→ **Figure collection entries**
——————

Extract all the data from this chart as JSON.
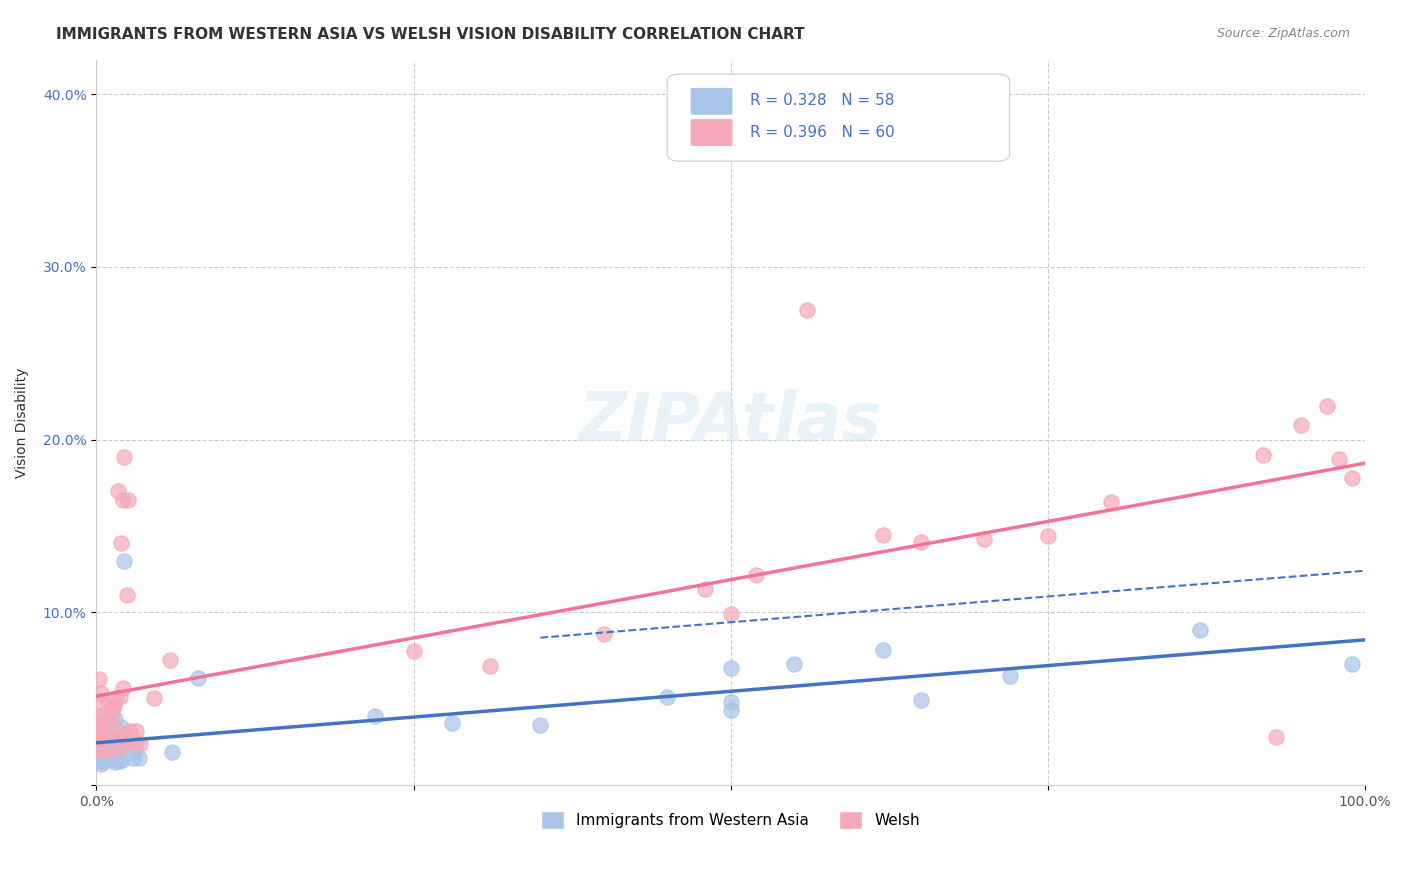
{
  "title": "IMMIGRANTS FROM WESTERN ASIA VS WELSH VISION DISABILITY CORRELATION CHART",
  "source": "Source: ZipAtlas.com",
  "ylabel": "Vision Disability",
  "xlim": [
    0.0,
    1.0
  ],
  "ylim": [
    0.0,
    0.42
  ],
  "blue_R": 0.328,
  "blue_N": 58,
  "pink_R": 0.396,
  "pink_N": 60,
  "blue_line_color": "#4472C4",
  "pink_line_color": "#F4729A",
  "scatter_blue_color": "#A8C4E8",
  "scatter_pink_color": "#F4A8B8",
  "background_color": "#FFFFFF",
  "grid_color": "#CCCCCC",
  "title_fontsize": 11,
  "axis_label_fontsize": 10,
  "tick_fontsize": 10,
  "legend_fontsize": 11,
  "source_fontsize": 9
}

——————

→ **BRIEF**
From the data above, write out everything exactly except the pictures.

→ **FINAL RESULT**
Extract all the data from this chart as JSON.
{
  "title": "IMMIGRANTS FROM WESTERN ASIA VS WELSH VISION DISABILITY CORRELATION CHART",
  "source": "Source: ZipAtlas.com",
  "ylabel": "Vision Disability",
  "xlim": [
    0.0,
    1.0
  ],
  "ylim": [
    0.0,
    0.42
  ],
  "blue_R": 0.328,
  "blue_N": 58,
  "pink_R": 0.396,
  "pink_N": 60,
  "blue_line_color": "#4472C4",
  "pink_line_color": "#F4729A",
  "scatter_blue_color": "#A8C4E8",
  "scatter_pink_color": "#F4A8B8",
  "background_color": "#FFFFFF",
  "grid_color": "#CCCCCC",
  "title_fontsize": 11,
  "axis_label_fontsize": 10,
  "tick_fontsize": 10,
  "legend_fontsize": 11,
  "source_fontsize": 9
}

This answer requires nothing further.